# HOW TO COMPLETE THIS TASK
Copy the data verbatim and leave out every picture.

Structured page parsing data
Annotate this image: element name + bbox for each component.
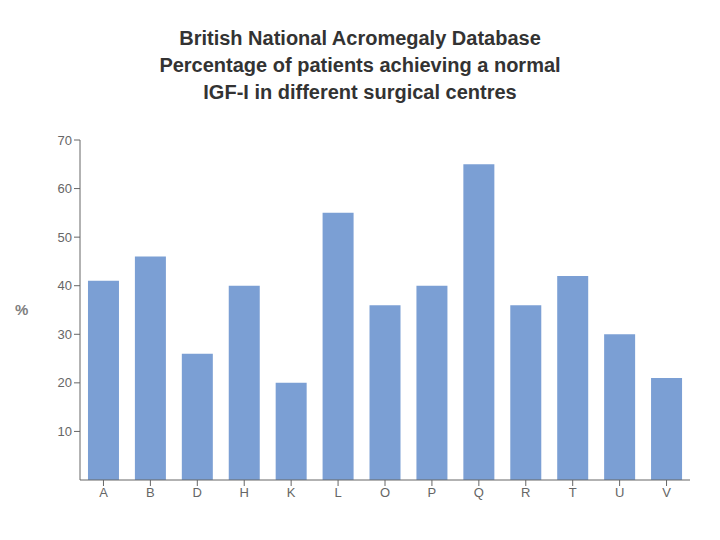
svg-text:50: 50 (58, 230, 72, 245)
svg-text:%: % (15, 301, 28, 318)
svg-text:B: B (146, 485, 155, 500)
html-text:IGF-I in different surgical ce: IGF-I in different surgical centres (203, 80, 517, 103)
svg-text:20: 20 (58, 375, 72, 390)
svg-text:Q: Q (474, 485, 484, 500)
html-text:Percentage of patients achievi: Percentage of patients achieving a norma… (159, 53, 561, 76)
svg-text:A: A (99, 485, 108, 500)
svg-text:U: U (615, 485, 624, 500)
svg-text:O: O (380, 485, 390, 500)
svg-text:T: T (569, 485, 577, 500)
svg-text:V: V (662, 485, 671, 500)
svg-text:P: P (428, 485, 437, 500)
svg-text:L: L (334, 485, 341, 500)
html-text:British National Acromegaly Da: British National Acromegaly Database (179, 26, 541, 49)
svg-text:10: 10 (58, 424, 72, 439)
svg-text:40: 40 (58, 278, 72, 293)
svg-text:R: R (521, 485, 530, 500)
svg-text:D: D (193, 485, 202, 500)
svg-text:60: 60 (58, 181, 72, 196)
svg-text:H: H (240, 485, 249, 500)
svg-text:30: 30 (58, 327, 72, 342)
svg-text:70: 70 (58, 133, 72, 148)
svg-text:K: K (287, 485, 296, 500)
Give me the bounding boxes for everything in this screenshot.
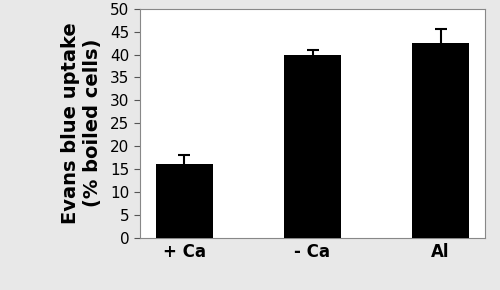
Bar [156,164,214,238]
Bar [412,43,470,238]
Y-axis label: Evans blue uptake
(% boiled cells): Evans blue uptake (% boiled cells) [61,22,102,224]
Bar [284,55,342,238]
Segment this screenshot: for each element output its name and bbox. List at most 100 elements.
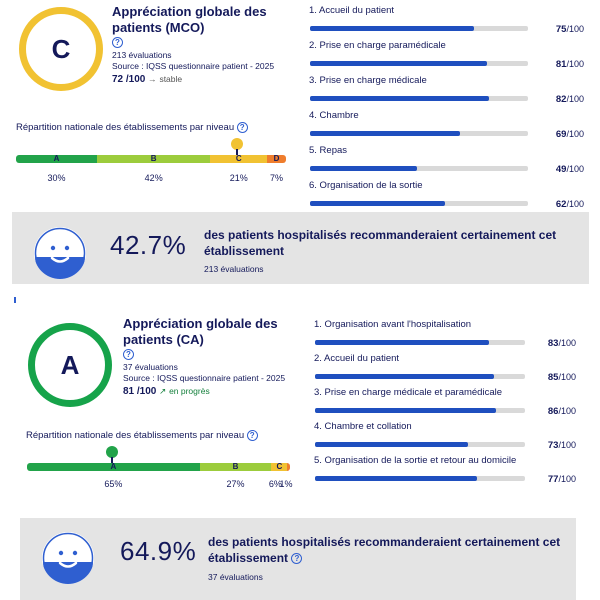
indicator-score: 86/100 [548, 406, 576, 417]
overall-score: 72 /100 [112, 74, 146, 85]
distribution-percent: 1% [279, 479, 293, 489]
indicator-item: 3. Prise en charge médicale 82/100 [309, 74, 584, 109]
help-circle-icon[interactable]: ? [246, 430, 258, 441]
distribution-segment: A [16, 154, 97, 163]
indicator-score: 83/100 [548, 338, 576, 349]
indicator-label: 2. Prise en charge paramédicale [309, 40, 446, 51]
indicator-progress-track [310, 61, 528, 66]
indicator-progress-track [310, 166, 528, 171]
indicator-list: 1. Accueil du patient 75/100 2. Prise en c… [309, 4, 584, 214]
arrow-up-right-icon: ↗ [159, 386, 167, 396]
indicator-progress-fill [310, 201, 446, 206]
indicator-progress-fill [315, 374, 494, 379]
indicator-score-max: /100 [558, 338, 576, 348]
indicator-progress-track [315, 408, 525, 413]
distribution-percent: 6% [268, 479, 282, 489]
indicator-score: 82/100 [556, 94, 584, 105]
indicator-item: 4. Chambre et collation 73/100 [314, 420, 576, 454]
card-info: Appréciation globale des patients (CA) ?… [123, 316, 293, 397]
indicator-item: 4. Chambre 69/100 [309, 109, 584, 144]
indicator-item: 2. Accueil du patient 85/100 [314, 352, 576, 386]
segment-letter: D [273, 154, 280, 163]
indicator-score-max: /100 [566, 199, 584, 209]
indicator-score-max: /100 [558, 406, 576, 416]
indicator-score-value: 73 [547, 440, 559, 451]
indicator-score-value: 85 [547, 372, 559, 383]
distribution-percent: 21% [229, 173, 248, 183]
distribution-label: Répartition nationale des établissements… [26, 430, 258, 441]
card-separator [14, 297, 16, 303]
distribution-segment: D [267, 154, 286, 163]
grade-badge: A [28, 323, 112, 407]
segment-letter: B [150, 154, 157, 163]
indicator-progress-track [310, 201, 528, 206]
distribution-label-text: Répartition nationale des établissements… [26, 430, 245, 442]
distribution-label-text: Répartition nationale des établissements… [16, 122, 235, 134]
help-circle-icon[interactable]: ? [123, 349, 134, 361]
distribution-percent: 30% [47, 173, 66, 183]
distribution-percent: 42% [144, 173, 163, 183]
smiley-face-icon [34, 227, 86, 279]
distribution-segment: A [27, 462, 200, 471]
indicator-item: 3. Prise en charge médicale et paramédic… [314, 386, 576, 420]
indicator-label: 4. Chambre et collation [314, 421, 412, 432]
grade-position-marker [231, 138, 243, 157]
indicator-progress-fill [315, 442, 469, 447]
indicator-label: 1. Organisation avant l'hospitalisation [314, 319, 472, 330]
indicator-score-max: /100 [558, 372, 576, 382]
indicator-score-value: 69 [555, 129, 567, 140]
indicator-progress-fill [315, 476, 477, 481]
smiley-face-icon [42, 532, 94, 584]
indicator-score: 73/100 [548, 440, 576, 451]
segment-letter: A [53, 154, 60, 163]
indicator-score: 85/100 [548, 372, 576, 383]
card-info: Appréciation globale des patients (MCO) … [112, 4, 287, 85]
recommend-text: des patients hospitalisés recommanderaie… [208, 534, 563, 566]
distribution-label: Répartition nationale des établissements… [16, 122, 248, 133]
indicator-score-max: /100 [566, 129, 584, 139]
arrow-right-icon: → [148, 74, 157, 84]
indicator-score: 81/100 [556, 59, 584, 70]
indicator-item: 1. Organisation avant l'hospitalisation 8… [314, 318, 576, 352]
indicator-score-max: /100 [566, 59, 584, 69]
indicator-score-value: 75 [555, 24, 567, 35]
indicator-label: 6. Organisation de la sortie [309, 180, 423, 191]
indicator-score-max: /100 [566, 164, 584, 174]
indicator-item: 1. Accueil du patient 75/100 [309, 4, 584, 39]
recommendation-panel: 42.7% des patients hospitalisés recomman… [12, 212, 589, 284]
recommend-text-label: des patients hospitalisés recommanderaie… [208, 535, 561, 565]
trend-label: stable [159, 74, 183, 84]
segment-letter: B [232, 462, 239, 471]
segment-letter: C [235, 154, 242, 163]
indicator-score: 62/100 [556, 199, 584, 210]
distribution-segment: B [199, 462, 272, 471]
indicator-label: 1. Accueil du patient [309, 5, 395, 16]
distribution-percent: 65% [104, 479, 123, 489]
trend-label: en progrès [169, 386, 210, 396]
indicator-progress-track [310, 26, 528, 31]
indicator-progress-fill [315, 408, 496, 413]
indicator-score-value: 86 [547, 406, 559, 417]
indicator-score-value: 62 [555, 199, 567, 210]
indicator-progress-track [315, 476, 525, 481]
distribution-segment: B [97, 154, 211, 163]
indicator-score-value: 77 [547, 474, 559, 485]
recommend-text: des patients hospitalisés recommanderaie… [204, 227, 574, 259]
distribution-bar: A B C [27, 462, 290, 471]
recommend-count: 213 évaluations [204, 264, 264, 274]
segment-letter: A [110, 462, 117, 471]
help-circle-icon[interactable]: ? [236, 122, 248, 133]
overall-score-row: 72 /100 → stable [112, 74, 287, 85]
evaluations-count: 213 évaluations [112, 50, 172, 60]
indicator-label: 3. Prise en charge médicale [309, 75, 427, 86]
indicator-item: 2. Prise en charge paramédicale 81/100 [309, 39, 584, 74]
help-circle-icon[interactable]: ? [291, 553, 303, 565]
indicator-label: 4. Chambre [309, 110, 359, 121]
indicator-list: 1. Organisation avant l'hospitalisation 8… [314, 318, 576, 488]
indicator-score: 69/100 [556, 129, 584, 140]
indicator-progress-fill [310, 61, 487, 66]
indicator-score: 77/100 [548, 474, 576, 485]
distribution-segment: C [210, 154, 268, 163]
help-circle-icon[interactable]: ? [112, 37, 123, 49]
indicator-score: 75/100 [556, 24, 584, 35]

# SOLUTION BELOW
Annotate this image: element name + bbox for each component.
svg-text:50: 50 (58, 230, 72, 245)
svg-text:%: % (15, 301, 28, 318)
svg-text:B: B (146, 485, 155, 500)
html-text:IGF-I in different surgical ce: IGF-I in different surgical centres (203, 80, 517, 103)
svg-text:20: 20 (58, 375, 72, 390)
svg-text:Q: Q (474, 485, 484, 500)
html-text:Percentage of patients achievi: Percentage of patients achieving a norma… (159, 53, 561, 76)
svg-text:A: A (99, 485, 108, 500)
svg-text:U: U (615, 485, 624, 500)
svg-text:O: O (380, 485, 390, 500)
svg-text:T: T (569, 485, 577, 500)
svg-text:V: V (662, 485, 671, 500)
svg-text:P: P (428, 485, 437, 500)
svg-text:L: L (334, 485, 341, 500)
html-text:British National Acromegaly Da: British National Acromegaly Database (179, 26, 541, 49)
svg-text:10: 10 (58, 424, 72, 439)
svg-text:40: 40 (58, 278, 72, 293)
svg-text:R: R (521, 485, 530, 500)
svg-text:D: D (193, 485, 202, 500)
svg-text:60: 60 (58, 181, 72, 196)
svg-text:H: H (240, 485, 249, 500)
svg-text:30: 30 (58, 327, 72, 342)
svg-text:70: 70 (58, 133, 72, 148)
svg-text:K: K (287, 485, 296, 500)
Give me the bounding boxes for everything in this screenshot.
Bar [156,164,214,238]
Bar [412,43,470,238]
Y-axis label: Evans blue uptake
(% boiled cells): Evans blue uptake (% boiled cells) [61,22,102,224]
Bar [284,55,342,238]
Segment this screenshot: for each element output its name and bbox. List at most 100 elements.
indicator-score: 86/100 [548, 406, 576, 417]
overall-score: 72 /100 [112, 74, 146, 85]
distribution-percent: 1% [279, 479, 293, 489]
indicator-item: 3. Prise en charge médicale 82/100 [309, 74, 584, 109]
help-circle-icon[interactable]: ? [246, 430, 258, 441]
distribution-segment: A [16, 154, 97, 163]
indicator-score: 83/100 [548, 338, 576, 349]
indicator-label: 2. Prise en charge paramédicale [309, 40, 446, 51]
indicator-progress-track [310, 61, 528, 66]
indicator-progress-track [310, 166, 528, 171]
indicator-list: 1. Accueil du patient 75/100 2. Prise en c… [309, 4, 584, 214]
arrow-up-right-icon: ↗ [159, 386, 167, 396]
indicator-progress-fill [310, 201, 446, 206]
indicator-progress-fill [315, 374, 494, 379]
indicator-score-max: /100 [558, 338, 576, 348]
indicator-progress-track [315, 408, 525, 413]
distribution-percent: 6% [268, 479, 282, 489]
indicator-score: 82/100 [556, 94, 584, 105]
indicator-item: 4. Chambre et collation 73/100 [314, 420, 576, 454]
card-info: Appréciation globale des patients (CA) ?… [123, 316, 293, 397]
indicator-item: 4. Chambre 69/100 [309, 109, 584, 144]
indicator-item: 2. Accueil du patient 85/100 [314, 352, 576, 386]
segment-letter: D [273, 154, 280, 163]
indicator-score-max: /100 [566, 199, 584, 209]
indicator-score-max: /100 [558, 406, 576, 416]
indicator-score-value: 73 [547, 440, 559, 451]
indicator-score-value: 85 [547, 372, 559, 383]
distribution-percent: 21% [229, 173, 248, 183]
distribution-label: Répartition nationale des établissements… [26, 430, 258, 441]
card-separator [14, 297, 16, 303]
distribution-segment: D [267, 154, 286, 163]
grade-badge: A [28, 323, 112, 407]
segment-letter: B [150, 154, 157, 163]
indicator-progress-track [310, 201, 528, 206]
distribution-label-text: Répartition nationale des établissements… [26, 430, 245, 442]
distribution-label-text: Répartition nationale des établissements… [16, 122, 235, 134]
help-circle-icon[interactable]: ? [123, 349, 134, 361]
distribution-percent: 30% [47, 173, 66, 183]
distribution-percent: 42% [144, 173, 163, 183]
smiley-face-icon [34, 227, 86, 279]
distribution-segment: A [27, 462, 200, 471]
indicator-item: 3. Prise en charge médicale et paramédic… [314, 386, 576, 420]
indicator-label: 4. Chambre et collation [314, 421, 412, 432]
grade-position-marker [231, 138, 243, 157]
indicator-progress-fill [315, 442, 469, 447]
indicator-label: 1. Organisation avant l'hospitalisation [314, 319, 472, 330]
indicator-score-max: /100 [558, 372, 576, 382]
indicator-score-value: 69 [555, 129, 567, 140]
indicator-progress-fill [315, 476, 477, 481]
smiley-face-icon [42, 532, 94, 584]
indicator-score: 73/100 [548, 440, 576, 451]
segment-letter: A [53, 154, 60, 163]
indicator-score: 85/100 [548, 372, 576, 383]
card-info: Appréciation globale des patients (MCO) … [112, 4, 287, 85]
recommend-text: des patients hospitalisés recommanderaie… [208, 534, 563, 566]
distribution-label: Répartition nationale des établissements… [16, 122, 248, 133]
indicator-score-max: /100 [566, 129, 584, 139]
arrow-right-icon: → [148, 74, 157, 84]
indicator-score: 81/100 [556, 59, 584, 70]
indicator-item: 1. Organisation avant l'hospitalisation 8… [314, 318, 576, 352]
indicator-score-max: /100 [566, 59, 584, 69]
indicator-score-value: 75 [555, 24, 567, 35]
indicator-label: 6. Organisation de la sortie [309, 180, 423, 191]
indicator-score-max: /100 [566, 164, 584, 174]
indicator-item: 1. Accueil du patient 75/100 [309, 4, 584, 39]
recommendation-panel: 42.7% des patients hospitalisés recomman… [12, 212, 589, 284]
recommend-text-label: des patients hospitalisés recommanderaie… [208, 535, 561, 565]
trend-label: stable [159, 74, 183, 84]
segment-letter: B [232, 462, 239, 471]
segment-letter: C [235, 154, 242, 163]
indicator-score: 62/100 [556, 199, 584, 210]
distribution-segment: B [199, 462, 272, 471]
indicator-label: 1. Accueil du patient [309, 5, 395, 16]
distribution-percent: 65% [104, 479, 123, 489]
trend-label: en progrès [169, 386, 210, 396]
indicator-progress-track [310, 26, 528, 31]
indicator-progress-fill [315, 408, 496, 413]
indicator-score-value: 86 [547, 406, 559, 417]
indicator-score-value: 62 [555, 199, 567, 210]
indicator-progress-track [315, 476, 525, 481]
distribution-segment: B [97, 154, 211, 163]
indicator-score-value: 77 [547, 474, 559, 485]
recommend-text: des patients hospitalisés recommanderaie… [204, 227, 574, 259]
distribution-bar: A B C [27, 462, 290, 471]
recommend-count: 213 évaluations [204, 264, 264, 274]
segment-letter: A [110, 462, 117, 471]
help-circle-icon[interactable]: ? [236, 122, 248, 133]
overall-score-row: 72 /100 → stable [112, 74, 287, 85]
evaluations-count: 213 évaluations [112, 50, 172, 60]
indicator-label: 3. Prise en charge médicale [309, 75, 427, 86]
indicator-item: 2. Prise en charge paramédicale 81/100 [309, 39, 584, 74]
help-circle-icon[interactable]: ? [291, 553, 303, 565]
indicator-label: 4. Chambre [309, 110, 359, 121]
indicator-list: 1. Organisation avant l'hospitalisation 8… [314, 318, 576, 488]
indicator-score: 69/100 [556, 129, 584, 140]
indicator-progress-fill [310, 61, 487, 66]
indicator-score: 77/100 [548, 474, 576, 485]
distribution-segment: C [210, 154, 268, 163]
help-circle-icon[interactable]: ? [112, 37, 123, 49]
indicator-score: 75/100 [556, 24, 584, 35]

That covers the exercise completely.